What is required: Repeat the records below exactly, leaving out every picture.

++++ Records supplied ++++

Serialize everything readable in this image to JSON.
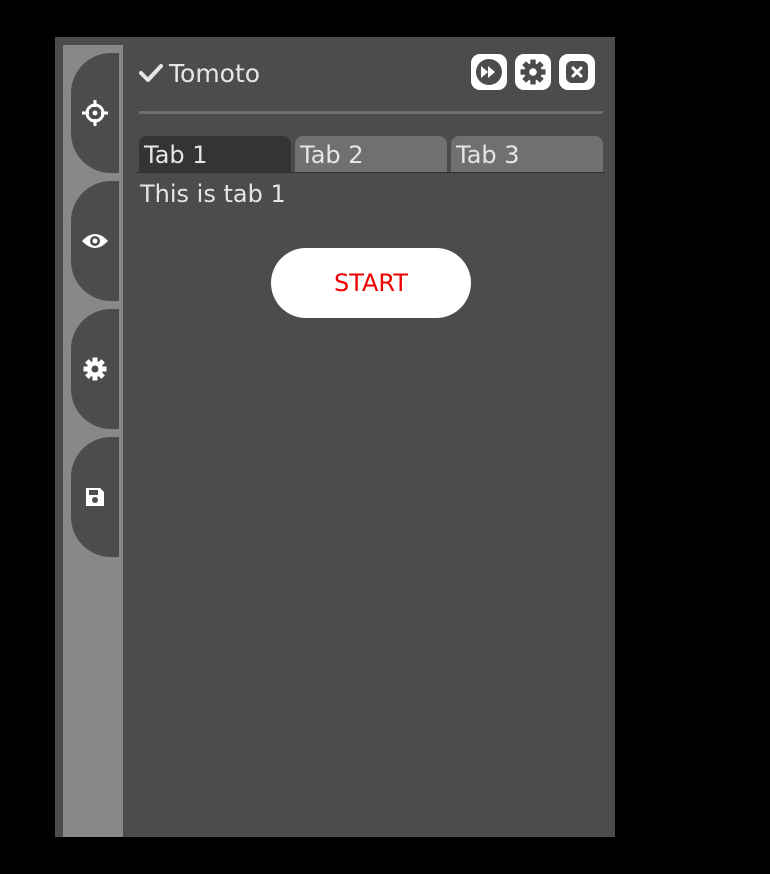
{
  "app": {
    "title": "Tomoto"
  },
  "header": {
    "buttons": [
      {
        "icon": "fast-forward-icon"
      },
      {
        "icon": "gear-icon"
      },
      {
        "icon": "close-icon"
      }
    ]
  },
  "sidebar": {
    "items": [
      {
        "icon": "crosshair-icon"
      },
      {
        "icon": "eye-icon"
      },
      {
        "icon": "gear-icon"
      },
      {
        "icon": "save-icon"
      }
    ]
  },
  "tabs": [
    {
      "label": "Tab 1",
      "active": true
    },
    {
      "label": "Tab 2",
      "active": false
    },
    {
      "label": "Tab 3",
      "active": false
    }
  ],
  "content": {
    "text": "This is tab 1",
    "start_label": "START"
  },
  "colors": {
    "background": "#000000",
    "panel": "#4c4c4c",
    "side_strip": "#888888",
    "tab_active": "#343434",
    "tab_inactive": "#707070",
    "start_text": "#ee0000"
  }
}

++++

Finished exercise:
Serialize everything readable in this image to JSON.
{
  "app": {
    "title": "Tomoto"
  },
  "header": {
    "buttons": [
      {
        "icon": "fast-forward-icon"
      },
      {
        "icon": "gear-icon"
      },
      {
        "icon": "close-icon"
      }
    ]
  },
  "sidebar": {
    "items": [
      {
        "icon": "crosshair-icon"
      },
      {
        "icon": "eye-icon"
      },
      {
        "icon": "gear-icon"
      },
      {
        "icon": "save-icon"
      }
    ]
  },
  "tabs": [
    {
      "label": "Tab 1",
      "active": true
    },
    {
      "label": "Tab 2",
      "active": false
    },
    {
      "label": "Tab 3",
      "active": false
    }
  ],
  "content": {
    "text": "This is tab 1",
    "start_label": "START"
  },
  "colors": {
    "background": "#000000",
    "panel": "#4c4c4c",
    "side_strip": "#888888",
    "tab_active": "#343434",
    "tab_inactive": "#707070",
    "start_text": "#ee0000"
  }
}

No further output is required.